## [Request]
Each record that follows should be repeated exactly, minus any images.
-- Begin Task data --
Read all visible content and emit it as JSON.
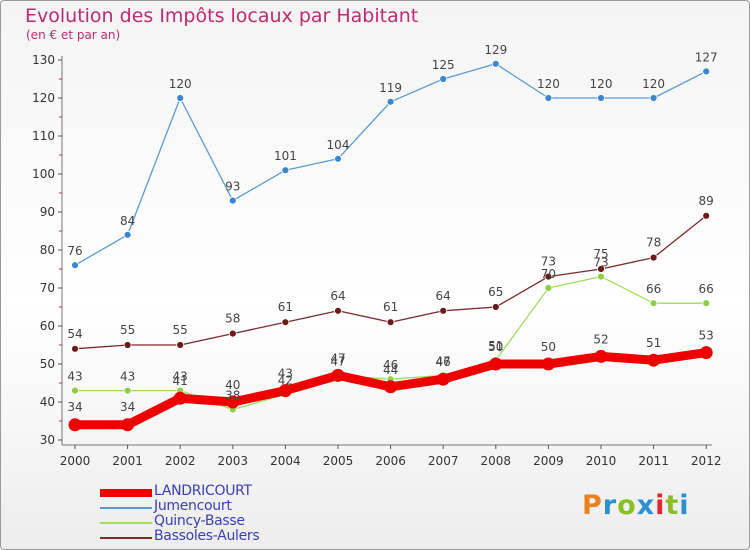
{
  "title": "Evolution des Impôts locaux par Habitant",
  "subtitle": "(en € et par an)",
  "logo": {
    "text": "Proxiti",
    "colors": [
      "#e8821e",
      "#2c8fd0",
      "#8cbf26",
      "#2c8fd0",
      "#e3262d",
      "#8cbf26",
      "#2c8fd0"
    ]
  },
  "chart_data": {
    "type": "line",
    "x": [
      "2000",
      "2001",
      "2002",
      "2003",
      "2004",
      "2005",
      "2006",
      "2007",
      "2008",
      "2009",
      "2010",
      "2011",
      "2012"
    ],
    "ylim": [
      30,
      130
    ],
    "yticks": [
      30,
      40,
      50,
      60,
      70,
      80,
      90,
      100,
      110,
      120,
      130
    ],
    "grid": false,
    "legend_position": "bottom-left",
    "series": [
      {
        "name": "Jumencourt",
        "color": "#5b9bd5",
        "marker": "#3a87cf",
        "values": [
          76,
          84,
          120,
          93,
          101,
          104,
          119,
          125,
          129,
          120,
          120,
          120,
          127
        ]
      },
      {
        "name": "Bassoles-Aulers",
        "color": "#7a2a2a",
        "marker": "#6b1a1a",
        "values": [
          54,
          55,
          55,
          58,
          61,
          64,
          61,
          64,
          65,
          73,
          75,
          78,
          89
        ]
      },
      {
        "name": "Quincy-Basse",
        "color": "#9ddc5c",
        "marker": "#8ccf45",
        "values": [
          43,
          43,
          43,
          38,
          42,
          47,
          46,
          47,
          51,
          70,
          73,
          66,
          66
        ]
      },
      {
        "name": "LANDRICOURT",
        "color": "#ee0000",
        "marker": "#ee0000",
        "values": [
          34,
          34,
          41,
          40,
          43,
          47,
          44,
          46,
          50,
          50,
          52,
          51,
          53
        ]
      }
    ],
    "value_labels": {
      "Jumencourt": [
        "76",
        "84",
        "120",
        "93",
        "101",
        "104",
        "119",
        "125",
        "129",
        "120",
        "120",
        "120",
        "127"
      ],
      "Bassoles-Aulers": [
        "54",
        "55",
        "55",
        "58",
        "61",
        "64",
        "61",
        "64",
        "65",
        "73",
        "75",
        "78",
        "89"
      ],
      "Quincy-Basse": [
        "43",
        "43",
        "43",
        "38",
        "42",
        "47",
        "46",
        "47",
        "51",
        "70",
        "73",
        "66",
        "66"
      ],
      "LANDRICOURT": [
        "34",
        "34",
        "41",
        "40",
        "43",
        "47",
        "44",
        "46",
        "50",
        "50",
        "52",
        "51",
        "53"
      ]
    }
  },
  "legend": [
    {
      "label": "LANDRICOURT",
      "color": "#ee0000"
    },
    {
      "label": "Jumencourt",
      "color": "#5b9bd5"
    },
    {
      "label": "Quincy-Basse",
      "color": "#9ddc5c"
    },
    {
      "label": "Bassoles-Aulers",
      "color": "#7a2a2a"
    }
  ]
}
-- End Task data --
## [Exercise output]
Read all visible content and emit it as JSON.
{
  "title": "Evolution des Impôts locaux par Habitant",
  "subtitle": "(en € et par an)",
  "logo": {
    "text": "Proxiti",
    "colors": [
      "#e8821e",
      "#2c8fd0",
      "#8cbf26",
      "#2c8fd0",
      "#e3262d",
      "#8cbf26",
      "#2c8fd0"
    ]
  },
  "chart_data": {
    "type": "line",
    "x": [
      "2000",
      "2001",
      "2002",
      "2003",
      "2004",
      "2005",
      "2006",
      "2007",
      "2008",
      "2009",
      "2010",
      "2011",
      "2012"
    ],
    "ylim": [
      30,
      130
    ],
    "yticks": [
      30,
      40,
      50,
      60,
      70,
      80,
      90,
      100,
      110,
      120,
      130
    ],
    "grid": false,
    "legend_position": "bottom-left",
    "series": [
      {
        "name": "Jumencourt",
        "color": "#5b9bd5",
        "marker": "#3a87cf",
        "values": [
          76,
          84,
          120,
          93,
          101,
          104,
          119,
          125,
          129,
          120,
          120,
          120,
          127
        ]
      },
      {
        "name": "Bassoles-Aulers",
        "color": "#7a2a2a",
        "marker": "#6b1a1a",
        "values": [
          54,
          55,
          55,
          58,
          61,
          64,
          61,
          64,
          65,
          73,
          75,
          78,
          89
        ]
      },
      {
        "name": "Quincy-Basse",
        "color": "#9ddc5c",
        "marker": "#8ccf45",
        "values": [
          43,
          43,
          43,
          38,
          42,
          47,
          46,
          47,
          51,
          70,
          73,
          66,
          66
        ]
      },
      {
        "name": "LANDRICOURT",
        "color": "#ee0000",
        "marker": "#ee0000",
        "values": [
          34,
          34,
          41,
          40,
          43,
          47,
          44,
          46,
          50,
          50,
          52,
          51,
          53
        ]
      }
    ],
    "value_labels": {
      "Jumencourt": [
        "76",
        "84",
        "120",
        "93",
        "101",
        "104",
        "119",
        "125",
        "129",
        "120",
        "120",
        "120",
        "127"
      ],
      "Bassoles-Aulers": [
        "54",
        "55",
        "55",
        "58",
        "61",
        "64",
        "61",
        "64",
        "65",
        "73",
        "75",
        "78",
        "89"
      ],
      "Quincy-Basse": [
        "43",
        "43",
        "43",
        "38",
        "42",
        "47",
        "46",
        "47",
        "51",
        "70",
        "73",
        "66",
        "66"
      ],
      "LANDRICOURT": [
        "34",
        "34",
        "41",
        "40",
        "43",
        "47",
        "44",
        "46",
        "50",
        "50",
        "52",
        "51",
        "53"
      ]
    }
  },
  "legend": [
    {
      "label": "LANDRICOURT",
      "color": "#ee0000"
    },
    {
      "label": "Jumencourt",
      "color": "#5b9bd5"
    },
    {
      "label": "Quincy-Basse",
      "color": "#9ddc5c"
    },
    {
      "label": "Bassoles-Aulers",
      "color": "#7a2a2a"
    }
  ]
}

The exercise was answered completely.